» What is required: Please rewrite the data from the line containing "document-title: Robert Vannoy, Fundamentos" up to and including the line containing "section-heading: Amós 9:11-15", replacing "brevemente" with "rapidamente" and leaving everything else unchanged.

» Data listing:
"""

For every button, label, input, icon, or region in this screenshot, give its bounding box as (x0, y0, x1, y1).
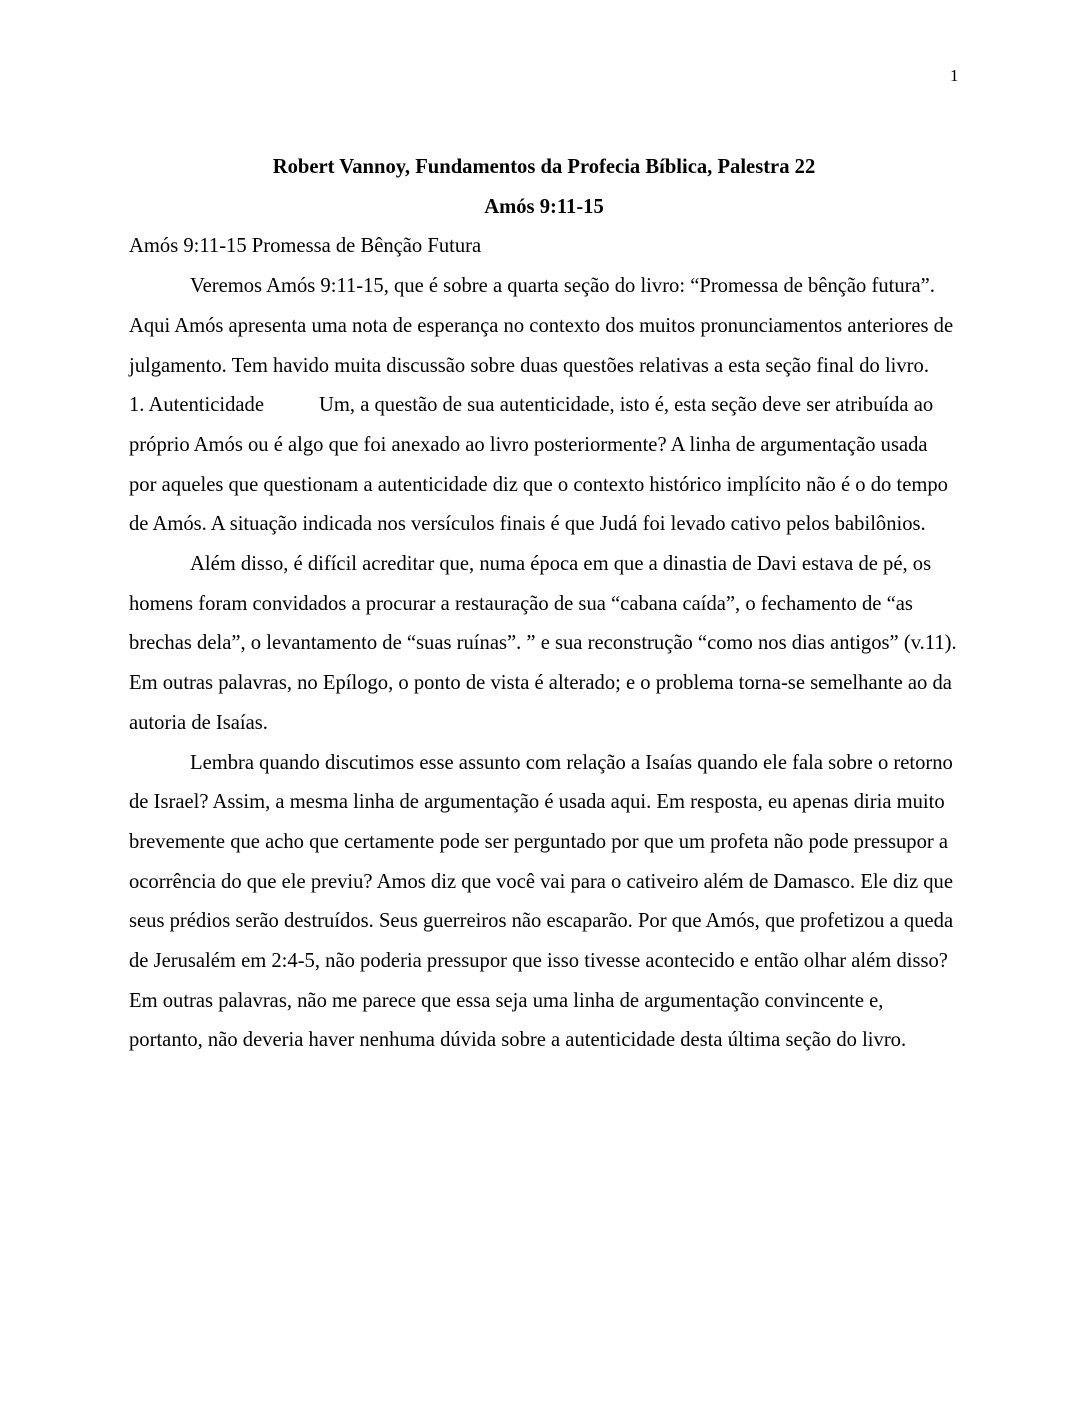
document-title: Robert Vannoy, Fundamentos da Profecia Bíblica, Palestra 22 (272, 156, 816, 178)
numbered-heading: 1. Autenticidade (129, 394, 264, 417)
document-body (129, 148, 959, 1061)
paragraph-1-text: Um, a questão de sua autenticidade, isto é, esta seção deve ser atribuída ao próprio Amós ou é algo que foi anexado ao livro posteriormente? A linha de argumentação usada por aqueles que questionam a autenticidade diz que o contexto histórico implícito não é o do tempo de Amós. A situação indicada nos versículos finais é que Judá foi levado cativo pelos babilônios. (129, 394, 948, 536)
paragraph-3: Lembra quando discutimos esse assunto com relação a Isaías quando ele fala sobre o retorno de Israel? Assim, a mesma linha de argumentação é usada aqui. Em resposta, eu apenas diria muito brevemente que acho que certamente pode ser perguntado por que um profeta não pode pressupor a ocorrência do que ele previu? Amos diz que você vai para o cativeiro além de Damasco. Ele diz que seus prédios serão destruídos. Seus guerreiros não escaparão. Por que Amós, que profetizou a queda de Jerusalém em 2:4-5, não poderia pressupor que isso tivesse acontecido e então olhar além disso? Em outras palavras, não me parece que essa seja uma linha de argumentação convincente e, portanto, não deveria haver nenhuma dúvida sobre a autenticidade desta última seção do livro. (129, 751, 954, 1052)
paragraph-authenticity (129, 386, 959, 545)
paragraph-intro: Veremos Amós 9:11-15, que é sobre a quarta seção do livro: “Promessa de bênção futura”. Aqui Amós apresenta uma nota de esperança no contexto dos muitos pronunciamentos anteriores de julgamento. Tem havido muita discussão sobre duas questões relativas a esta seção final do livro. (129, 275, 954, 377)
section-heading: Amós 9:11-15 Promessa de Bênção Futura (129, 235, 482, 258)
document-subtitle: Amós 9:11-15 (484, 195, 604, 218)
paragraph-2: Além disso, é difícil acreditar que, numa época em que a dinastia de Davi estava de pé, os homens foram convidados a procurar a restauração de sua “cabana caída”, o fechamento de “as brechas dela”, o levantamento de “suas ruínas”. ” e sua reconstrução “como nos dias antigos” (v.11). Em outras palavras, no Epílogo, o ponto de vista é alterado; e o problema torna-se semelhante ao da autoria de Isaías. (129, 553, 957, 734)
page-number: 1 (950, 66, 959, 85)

"""

» Result:
document-title: Robert Vannoy, Fundamentos da Profecia Bíblica, Palestra 22 (272, 156, 816, 178)
numbered-heading: 1. Autenticidade (129, 394, 264, 417)
document-body (129, 148, 959, 1061)
paragraph-1-text: Um, a questão de sua autenticidade, isto é, esta seção deve ser atribuída ao próprio Amós ou é algo que foi anexado ao livro posteriormente? A linha de argumentação usada por aqueles que questionam a autenticidade diz que o contexto histórico implícito não é o do tempo de Amós. A situação indicada nos versículos finais é que Judá foi levado cativo pelos babilônios. (129, 394, 948, 536)
paragraph-3: Lembra quando discutimos esse assunto com relação a Isaías quando ele fala sobre o retorno de Israel? Assim, a mesma linha de argumentação é usada aqui. Em resposta, eu apenas diria muito rapidamente que acho que certamente pode ser perguntado por que um profeta não pode pressupor a ocorrência do que ele previu? Amos diz que você vai para o cativeiro além de Damasco. Ele diz que seus prédios serão destruídos. Seus guerreiros não escaparão. Por que Amós, que profetizou a queda de Jerusalém em 2:4-5, não poderia pressupor que isso tivesse acontecido e então olhar além disso? Em outras palavras, não me parece que essa seja uma linha de argumentação convincente e, portanto, não deveria haver nenhuma dúvida sobre a autenticidade desta última seção do livro. (129, 751, 954, 1052)
paragraph-authenticity (129, 386, 959, 545)
paragraph-intro: Veremos Amós 9:11-15, que é sobre a quarta seção do livro: “Promessa de bênção futura”. Aqui Amós apresenta uma nota de esperança no contexto dos muitos pronunciamentos anteriores de julgamento. Tem havido muita discussão sobre duas questões relativas a esta seção final do livro. (129, 275, 954, 377)
section-heading: Amós 9:11-15 Promessa de Bênção Futura (129, 235, 482, 258)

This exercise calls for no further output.